AVAILABLE RECORDS:
__________________________________________________
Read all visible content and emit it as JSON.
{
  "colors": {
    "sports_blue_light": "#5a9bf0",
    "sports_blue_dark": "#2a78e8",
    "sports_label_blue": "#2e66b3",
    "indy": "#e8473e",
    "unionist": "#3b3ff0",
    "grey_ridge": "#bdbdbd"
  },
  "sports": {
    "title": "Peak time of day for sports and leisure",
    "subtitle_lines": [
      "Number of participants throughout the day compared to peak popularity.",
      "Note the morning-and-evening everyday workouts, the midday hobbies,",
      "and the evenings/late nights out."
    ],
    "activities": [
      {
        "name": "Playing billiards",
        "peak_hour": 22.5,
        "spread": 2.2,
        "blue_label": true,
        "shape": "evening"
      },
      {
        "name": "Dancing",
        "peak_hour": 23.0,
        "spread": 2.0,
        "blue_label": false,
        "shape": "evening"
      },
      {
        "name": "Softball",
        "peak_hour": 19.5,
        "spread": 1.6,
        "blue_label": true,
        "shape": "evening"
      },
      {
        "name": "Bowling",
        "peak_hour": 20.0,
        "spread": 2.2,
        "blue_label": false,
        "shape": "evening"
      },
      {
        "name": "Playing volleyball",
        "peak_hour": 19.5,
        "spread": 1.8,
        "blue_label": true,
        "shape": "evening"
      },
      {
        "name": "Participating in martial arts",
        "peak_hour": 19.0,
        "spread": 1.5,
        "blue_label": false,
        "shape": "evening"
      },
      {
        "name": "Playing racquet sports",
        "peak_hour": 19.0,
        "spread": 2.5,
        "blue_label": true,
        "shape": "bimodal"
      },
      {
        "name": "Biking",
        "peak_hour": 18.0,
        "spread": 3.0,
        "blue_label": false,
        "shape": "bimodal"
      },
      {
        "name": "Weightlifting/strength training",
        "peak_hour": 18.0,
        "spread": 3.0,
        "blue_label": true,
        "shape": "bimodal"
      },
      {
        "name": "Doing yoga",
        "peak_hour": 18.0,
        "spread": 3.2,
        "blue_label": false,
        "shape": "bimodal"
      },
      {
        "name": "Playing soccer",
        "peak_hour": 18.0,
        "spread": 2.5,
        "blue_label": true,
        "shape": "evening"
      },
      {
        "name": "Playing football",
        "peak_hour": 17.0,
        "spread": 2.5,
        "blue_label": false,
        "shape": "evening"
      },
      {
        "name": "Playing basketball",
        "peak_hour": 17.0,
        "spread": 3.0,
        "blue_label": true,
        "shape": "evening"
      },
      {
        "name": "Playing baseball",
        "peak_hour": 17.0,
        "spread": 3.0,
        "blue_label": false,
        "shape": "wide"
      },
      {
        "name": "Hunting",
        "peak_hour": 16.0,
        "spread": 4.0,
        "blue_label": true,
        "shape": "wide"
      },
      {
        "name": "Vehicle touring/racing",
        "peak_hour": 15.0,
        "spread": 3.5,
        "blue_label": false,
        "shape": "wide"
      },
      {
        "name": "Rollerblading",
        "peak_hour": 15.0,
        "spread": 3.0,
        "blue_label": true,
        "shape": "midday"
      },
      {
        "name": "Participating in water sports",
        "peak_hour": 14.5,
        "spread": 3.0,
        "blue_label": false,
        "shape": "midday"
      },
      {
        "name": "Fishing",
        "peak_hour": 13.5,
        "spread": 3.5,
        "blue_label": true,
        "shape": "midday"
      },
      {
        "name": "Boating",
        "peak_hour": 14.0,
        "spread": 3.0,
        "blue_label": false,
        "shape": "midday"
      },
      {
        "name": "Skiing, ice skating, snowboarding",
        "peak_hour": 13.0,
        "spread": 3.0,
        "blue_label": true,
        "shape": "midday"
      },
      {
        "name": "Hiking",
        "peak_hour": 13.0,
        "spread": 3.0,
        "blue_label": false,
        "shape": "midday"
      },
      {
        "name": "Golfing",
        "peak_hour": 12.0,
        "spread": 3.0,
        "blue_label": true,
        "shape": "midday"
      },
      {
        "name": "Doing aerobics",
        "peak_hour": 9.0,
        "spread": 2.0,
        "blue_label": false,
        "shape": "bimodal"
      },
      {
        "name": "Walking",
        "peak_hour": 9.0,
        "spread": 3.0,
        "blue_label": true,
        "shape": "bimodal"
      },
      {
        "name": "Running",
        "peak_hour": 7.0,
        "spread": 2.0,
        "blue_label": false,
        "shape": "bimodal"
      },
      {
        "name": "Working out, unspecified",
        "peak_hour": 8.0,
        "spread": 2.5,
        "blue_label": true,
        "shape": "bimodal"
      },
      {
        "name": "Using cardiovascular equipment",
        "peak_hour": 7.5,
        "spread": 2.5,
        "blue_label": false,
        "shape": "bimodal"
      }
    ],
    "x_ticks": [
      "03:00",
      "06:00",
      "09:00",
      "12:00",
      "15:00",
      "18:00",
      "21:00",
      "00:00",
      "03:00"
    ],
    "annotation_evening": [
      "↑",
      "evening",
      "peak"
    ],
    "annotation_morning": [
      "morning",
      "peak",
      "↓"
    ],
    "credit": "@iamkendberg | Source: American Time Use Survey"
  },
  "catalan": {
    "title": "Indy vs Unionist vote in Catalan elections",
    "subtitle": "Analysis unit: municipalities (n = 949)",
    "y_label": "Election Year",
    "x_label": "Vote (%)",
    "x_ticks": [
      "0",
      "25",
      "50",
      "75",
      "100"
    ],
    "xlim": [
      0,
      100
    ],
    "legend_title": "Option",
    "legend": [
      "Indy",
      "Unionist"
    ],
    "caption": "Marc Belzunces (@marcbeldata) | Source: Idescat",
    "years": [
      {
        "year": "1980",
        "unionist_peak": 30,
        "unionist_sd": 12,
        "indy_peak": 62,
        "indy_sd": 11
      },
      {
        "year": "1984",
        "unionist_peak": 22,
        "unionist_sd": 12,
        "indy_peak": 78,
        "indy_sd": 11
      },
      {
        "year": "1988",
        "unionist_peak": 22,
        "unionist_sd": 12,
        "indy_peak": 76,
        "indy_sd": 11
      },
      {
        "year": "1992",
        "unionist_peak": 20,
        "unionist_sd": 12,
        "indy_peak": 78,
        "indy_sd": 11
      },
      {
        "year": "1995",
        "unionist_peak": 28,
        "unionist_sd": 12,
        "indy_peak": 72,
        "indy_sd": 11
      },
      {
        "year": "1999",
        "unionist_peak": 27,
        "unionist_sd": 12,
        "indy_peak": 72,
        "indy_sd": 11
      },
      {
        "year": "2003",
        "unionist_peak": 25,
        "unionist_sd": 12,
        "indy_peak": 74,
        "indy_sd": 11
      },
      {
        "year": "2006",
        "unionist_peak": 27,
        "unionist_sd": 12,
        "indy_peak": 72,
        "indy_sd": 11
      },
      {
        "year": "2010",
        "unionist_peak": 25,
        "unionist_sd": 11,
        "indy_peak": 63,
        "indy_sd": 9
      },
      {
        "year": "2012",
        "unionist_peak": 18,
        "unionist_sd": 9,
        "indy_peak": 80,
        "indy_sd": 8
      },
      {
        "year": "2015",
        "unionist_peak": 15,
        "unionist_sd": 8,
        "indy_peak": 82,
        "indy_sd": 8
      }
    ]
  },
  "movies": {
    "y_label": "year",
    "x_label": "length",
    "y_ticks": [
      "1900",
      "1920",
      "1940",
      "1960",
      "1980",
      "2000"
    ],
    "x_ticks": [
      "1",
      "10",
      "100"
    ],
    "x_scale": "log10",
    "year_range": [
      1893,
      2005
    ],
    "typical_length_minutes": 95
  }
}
__________________________________________________
EXERCISE OBJECTIVE:
Extract each line of the material exactly as it stands.

ANSWER BELOW:
Read all visible content and emit it as JSON.
{
  "colors": {
    "sports_blue_light": "#5a9bf0",
    "sports_blue_dark": "#2a78e8",
    "sports_label_blue": "#2e66b3",
    "indy": "#e8473e",
    "unionist": "#3b3ff0",
    "grey_ridge": "#bdbdbd"
  },
  "sports": {
    "title": "Peak time of day for sports and leisure",
    "subtitle_lines": [
      "Number of participants throughout the day compared to peak popularity.",
      "Note the morning-and-evening everyday workouts, the midday hobbies,",
      "and the evenings/late nights out."
    ],
    "activities": [
      {
        "name": "Playing billiards",
        "peak_hour": 22.5,
        "spread": 2.2,
        "blue_label": true,
        "shape": "evening"
      },
      {
        "name": "Dancing",
        "peak_hour": 23.0,
        "spread": 2.0,
        "blue_label": false,
        "shape": "evening"
      },
      {
        "name": "Softball",
        "peak_hour": 19.5,
        "spread": 1.6,
        "blue_label": true,
        "shape": "evening"
      },
      {
        "name": "Bowling",
        "peak_hour": 20.0,
        "spread": 2.2,
        "blue_label": false,
        "shape": "evening"
      },
      {
        "name": "Playing volleyball",
        "peak_hour": 19.5,
        "spread": 1.8,
        "blue_label": true,
        "shape": "evening"
      },
      {
        "name": "Participating in martial arts",
        "peak_hour": 19.0,
        "spread": 1.5,
        "blue_label": false,
        "shape": "evening"
      },
      {
        "name": "Playing racquet sports",
        "peak_hour": 19.0,
        "spread": 2.5,
        "blue_label": true,
        "shape": "bimodal"
      },
      {
        "name": "Biking",
        "peak_hour": 18.0,
        "spread": 3.0,
        "blue_label": false,
        "shape": "bimodal"
      },
      {
        "name": "Weightlifting/strength training",
        "peak_hour": 18.0,
        "spread": 3.0,
        "blue_label": true,
        "shape": "bimodal"
      },
      {
        "name": "Doing yoga",
        "peak_hour": 18.0,
        "spread": 3.2,
        "blue_label": false,
        "shape": "bimodal"
      },
      {
        "name": "Playing soccer",
        "peak_hour": 18.0,
        "spread": 2.5,
        "blue_label": true,
        "shape": "evening"
      },
      {
        "name": "Playing football",
        "peak_hour": 17.0,
        "spread": 2.5,
        "blue_label": false,
        "shape": "evening"
      },
      {
        "name": "Playing basketball",
        "peak_hour": 17.0,
        "spread": 3.0,
        "blue_label": true,
        "shape": "evening"
      },
      {
        "name": "Playing baseball",
        "peak_hour": 17.0,
        "spread": 3.0,
        "blue_label": false,
        "shape": "wide"
      },
      {
        "name": "Hunting",
        "peak_hour": 16.0,
        "spread": 4.0,
        "blue_label": true,
        "shape": "wide"
      },
      {
        "name": "Vehicle touring/racing",
        "peak_hour": 15.0,
        "spread": 3.5,
        "blue_label": false,
        "shape": "wide"
      },
      {
        "name": "Rollerblading",
        "peak_hour": 15.0,
        "spread": 3.0,
        "blue_label": true,
        "shape": "midday"
      },
      {
        "name": "Participating in water sports",
        "peak_hour": 14.5,
        "spread": 3.0,
        "blue_label": false,
        "shape": "midday"
      },
      {
        "name": "Fishing",
        "peak_hour": 13.5,
        "spread": 3.5,
        "blue_label": true,
        "shape": "midday"
      },
      {
        "name": "Boating",
        "peak_hour": 14.0,
        "spread": 3.0,
        "blue_label": false,
        "shape": "midday"
      },
      {
        "name": "Skiing, ice skating, snowboarding",
        "peak_hour": 13.0,
        "spread": 3.0,
        "blue_label": true,
        "shape": "midday"
      },
      {
        "name": "Hiking",
        "peak_hour": 13.0,
        "spread": 3.0,
        "blue_label": false,
        "shape": "midday"
      },
      {
        "name": "Golfing",
        "peak_hour": 12.0,
        "spread": 3.0,
        "blue_label": true,
        "shape": "midday"
      },
      {
        "name": "Doing aerobics",
        "peak_hour": 9.0,
        "spread": 2.0,
        "blue_label": false,
        "shape": "bimodal"
      },
      {
        "name": "Walking",
        "peak_hour": 9.0,
        "spread": 3.0,
        "blue_label": true,
        "shape": "bimodal"
      },
      {
        "name": "Running",
        "peak_hour": 7.0,
        "spread": 2.0,
        "blue_label": false,
        "shape": "bimodal"
      },
      {
        "name": "Working out, unspecified",
        "peak_hour": 8.0,
        "spread": 2.5,
        "blue_label": true,
        "shape": "bimodal"
      },
      {
        "name": "Using cardiovascular equipment",
        "peak_hour": 7.5,
        "spread": 2.5,
        "blue_label": false,
        "shape": "bimodal"
      }
    ],
    "x_ticks": [
      "03:00",
      "06:00",
      "09:00",
      "12:00",
      "15:00",
      "18:00",
      "21:00",
      "00:00",
      "03:00"
    ],
    "annotation_evening": [
      "↑",
      "evening",
      "peak"
    ],
    "annotation_morning": [
      "morning",
      "peak",
      "↓"
    ],
    "credit": "@iamkendberg | Source: American Time Use Survey"
  },
  "catalan": {
    "title": "Indy vs Unionist vote in Catalan elections",
    "subtitle": "Analysis unit: municipalities (n = 949)",
    "y_label": "Election Year",
    "x_label": "Vote (%)",
    "x_ticks": [
      "0",
      "25",
      "50",
      "75",
      "100"
    ],
    "xlim": [
      0,
      100
    ],
    "legend_title": "Option",
    "legend": [
      "Indy",
      "Unionist"
    ],
    "caption": "Marc Belzunces (@marcbeldata) | Source: Idescat",
    "years": [
      {
        "year": "1980",
        "unionist_peak": 30,
        "unionist_sd": 12,
        "indy_peak": 62,
        "indy_sd": 11
      },
      {
        "year": "1984",
        "unionist_peak": 22,
        "unionist_sd": 12,
        "indy_peak": 78,
        "indy_sd": 11
      },
      {
        "year": "1988",
        "unionist_peak": 22,
        "unionist_sd": 12,
        "indy_peak": 76,
        "indy_sd": 11
      },
      {
        "year": "1992",
        "unionist_peak": 20,
        "unionist_sd": 12,
        "indy_peak": 78,
        "indy_sd": 11
      },
      {
        "year": "1995",
        "unionist_peak": 28,
        "unionist_sd": 12,
        "indy_peak": 72,
        "indy_sd": 11
      },
      {
        "year": "1999",
        "unionist_peak": 27,
        "unionist_sd": 12,
        "indy_peak": 72,
        "indy_sd": 11
      },
      {
        "year": "2003",
        "unionist_peak": 25,
        "unionist_sd": 12,
        "indy_peak": 74,
        "indy_sd": 11
      },
      {
        "year": "2006",
        "unionist_peak": 27,
        "unionist_sd": 12,
        "indy_peak": 72,
        "indy_sd": 11
      },
      {
        "year": "2010",
        "unionist_peak": 25,
        "unionist_sd": 11,
        "indy_peak": 63,
        "indy_sd": 9
      },
      {
        "year": "2012",
        "unionist_peak": 18,
        "unionist_sd": 9,
        "indy_peak": 80,
        "indy_sd": 8
      },
      {
        "year": "2015",
        "unionist_peak": 15,
        "unionist_sd": 8,
        "indy_peak": 82,
        "indy_sd": 8
      }
    ]
  },
  "movies": {
    "y_label": "year",
    "x_label": "length",
    "y_ticks": [
      "1900",
      "1920",
      "1940",
      "1960",
      "1980",
      "2000"
    ],
    "x_ticks": [
      "1",
      "10",
      "100"
    ],
    "x_scale": "log10",
    "year_range": [
      1893,
      2005
    ],
    "typical_length_minutes": 95
  }
}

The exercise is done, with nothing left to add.